Find the line containing "Decode this image". Retype it and every later line of the records exactly, leaving out pictures.

⁂

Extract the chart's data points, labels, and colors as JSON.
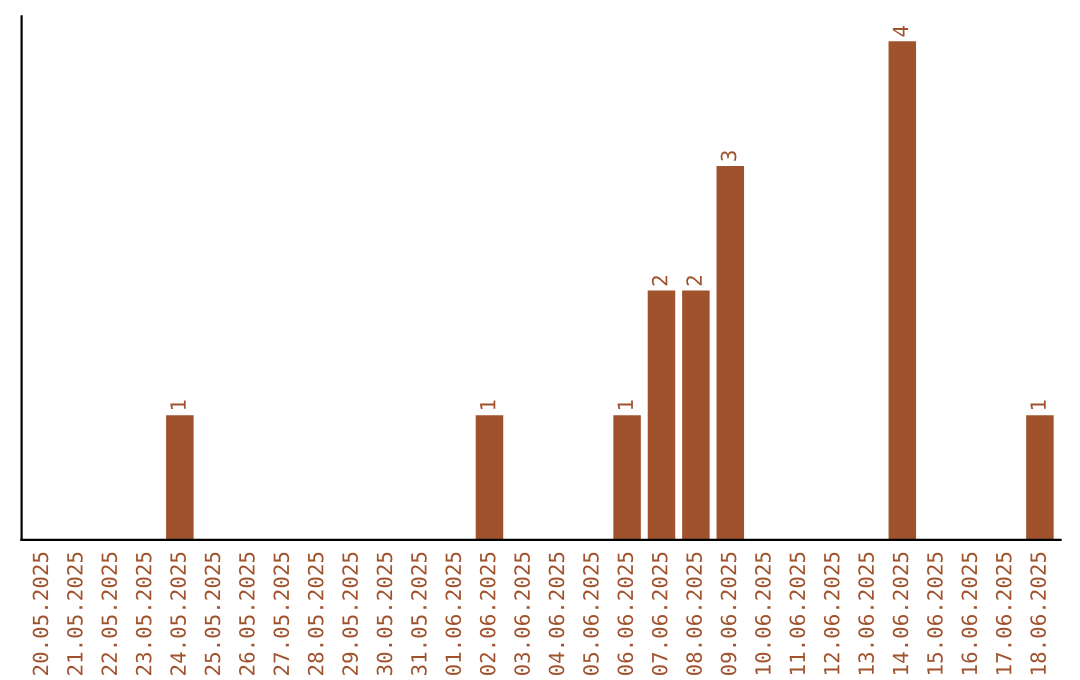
{
  "chart_data": {
    "type": "bar",
    "categories": [
      "20.05.2025",
      "21.05.2025",
      "22.05.2025",
      "23.05.2025",
      "24.05.2025",
      "25.05.2025",
      "26.05.2025",
      "27.05.2025",
      "28.05.2025",
      "29.05.2025",
      "30.05.2025",
      "31.05.2025",
      "01.06.2025",
      "02.06.2025",
      "03.06.2025",
      "04.06.2025",
      "05.06.2025",
      "06.06.2025",
      "07.06.2025",
      "08.06.2025",
      "09.06.2025",
      "10.06.2025",
      "11.06.2025",
      "12.06.2025",
      "13.06.2025",
      "14.06.2025",
      "15.06.2025",
      "16.06.2025",
      "17.06.2025",
      "18.06.2025"
    ],
    "values": [
      0,
      0,
      0,
      0,
      1,
      0,
      0,
      0,
      0,
      0,
      0,
      0,
      0,
      1,
      0,
      0,
      0,
      1,
      2,
      2,
      3,
      0,
      0,
      0,
      0,
      4,
      0,
      0,
      0,
      1
    ],
    "color": "#a0522d",
    "ylim": [
      0,
      4.2
    ],
    "value_labels": [
      null,
      null,
      null,
      null,
      "1",
      null,
      null,
      null,
      null,
      null,
      null,
      null,
      null,
      "1",
      null,
      null,
      null,
      "1",
      "2",
      "2",
      "3",
      null,
      null,
      null,
      null,
      "4",
      null,
      null,
      null,
      "1"
    ],
    "tick_labels": "x",
    "grid": false
  }
}
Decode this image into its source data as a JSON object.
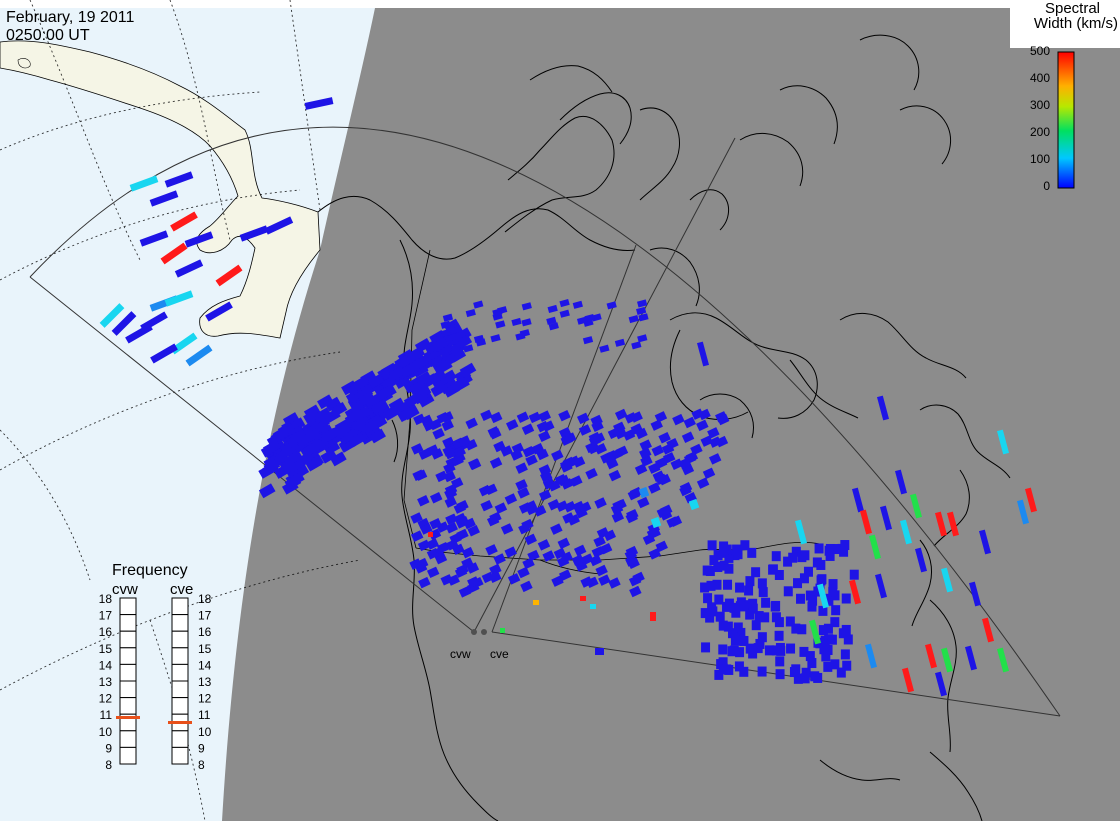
{
  "header": {
    "date": "February, 19 2011",
    "time": "0250:00 UT"
  },
  "colorbar": {
    "title_line1": "Spectral",
    "title_line2": "Width (km/s)",
    "ticks": [
      "500",
      "400",
      "300",
      "200",
      "100",
      "0"
    ]
  },
  "frequency_panel": {
    "title": "Frequency",
    "radars": [
      {
        "label": "cvw",
        "value_mhz": 10.8
      },
      {
        "label": "cve",
        "value_mhz": 10.5
      }
    ],
    "ticks": [
      "18",
      "17",
      "16",
      "15",
      "14",
      "13",
      "12",
      "11",
      "10",
      "9",
      "8"
    ],
    "indicator_color": "#e8501a"
  },
  "map_labels": {
    "radar_west": "cvw",
    "radar_east": "cve"
  },
  "colors": {
    "night": "#8c8c8c",
    "ocean_day": "#e9f4fb",
    "land_day": "#f5f5e6",
    "data_main": "#1e14e6",
    "data_light": "#1c8af0",
    "data_cyan": "#18d6f0",
    "data_green": "#22e04a",
    "data_red": "#ff1a1a",
    "data_orange": "#ffb400"
  }
}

⁂

■ RESULT OF THIS TASK:
Decode this image into its source data as a JSON object.
{
  "header": {
    "date": "February, 19 2011",
    "time": "0250:00 UT"
  },
  "colorbar": {
    "title_line1": "Spectral",
    "title_line2": "Width (km/s)",
    "ticks": [
      "500",
      "400",
      "300",
      "200",
      "100",
      "0"
    ]
  },
  "frequency_panel": {
    "title": "Frequency",
    "radars": [
      {
        "label": "cvw",
        "value_mhz": 10.8
      },
      {
        "label": "cve",
        "value_mhz": 10.5
      }
    ],
    "ticks": [
      "18",
      "17",
      "16",
      "15",
      "14",
      "13",
      "12",
      "11",
      "10",
      "9",
      "8"
    ],
    "indicator_color": "#e8501a"
  },
  "map_labels": {
    "radar_west": "cvw",
    "radar_east": "cve"
  },
  "colors": {
    "night": "#8c8c8c",
    "ocean_day": "#e9f4fb",
    "land_day": "#f5f5e6",
    "data_main": "#1e14e6",
    "data_light": "#1c8af0",
    "data_cyan": "#18d6f0",
    "data_green": "#22e04a",
    "data_red": "#ff1a1a",
    "data_orange": "#ffb400"
  }
}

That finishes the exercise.